Dataset items:
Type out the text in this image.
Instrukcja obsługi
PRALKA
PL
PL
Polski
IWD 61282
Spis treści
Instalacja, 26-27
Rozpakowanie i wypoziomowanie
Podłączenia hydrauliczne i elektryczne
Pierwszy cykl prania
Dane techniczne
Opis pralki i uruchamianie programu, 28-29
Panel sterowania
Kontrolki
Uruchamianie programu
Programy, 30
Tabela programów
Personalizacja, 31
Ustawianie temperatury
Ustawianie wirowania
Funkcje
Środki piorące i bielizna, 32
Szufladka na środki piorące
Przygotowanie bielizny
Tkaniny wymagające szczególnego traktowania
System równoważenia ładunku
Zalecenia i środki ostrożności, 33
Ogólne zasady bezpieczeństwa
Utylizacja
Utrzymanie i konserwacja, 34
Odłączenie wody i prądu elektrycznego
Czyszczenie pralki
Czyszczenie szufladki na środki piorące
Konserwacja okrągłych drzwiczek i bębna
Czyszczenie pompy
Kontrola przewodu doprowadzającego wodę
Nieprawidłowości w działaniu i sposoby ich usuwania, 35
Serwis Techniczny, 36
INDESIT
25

PROBLEM TO SOLVE:
Report each line in the data that holds the word "Czyszczenie".

CORRECT ANSWER:
Czyszczenie pralki
Czyszczenie szufladki na środki piorące
Czyszczenie pompy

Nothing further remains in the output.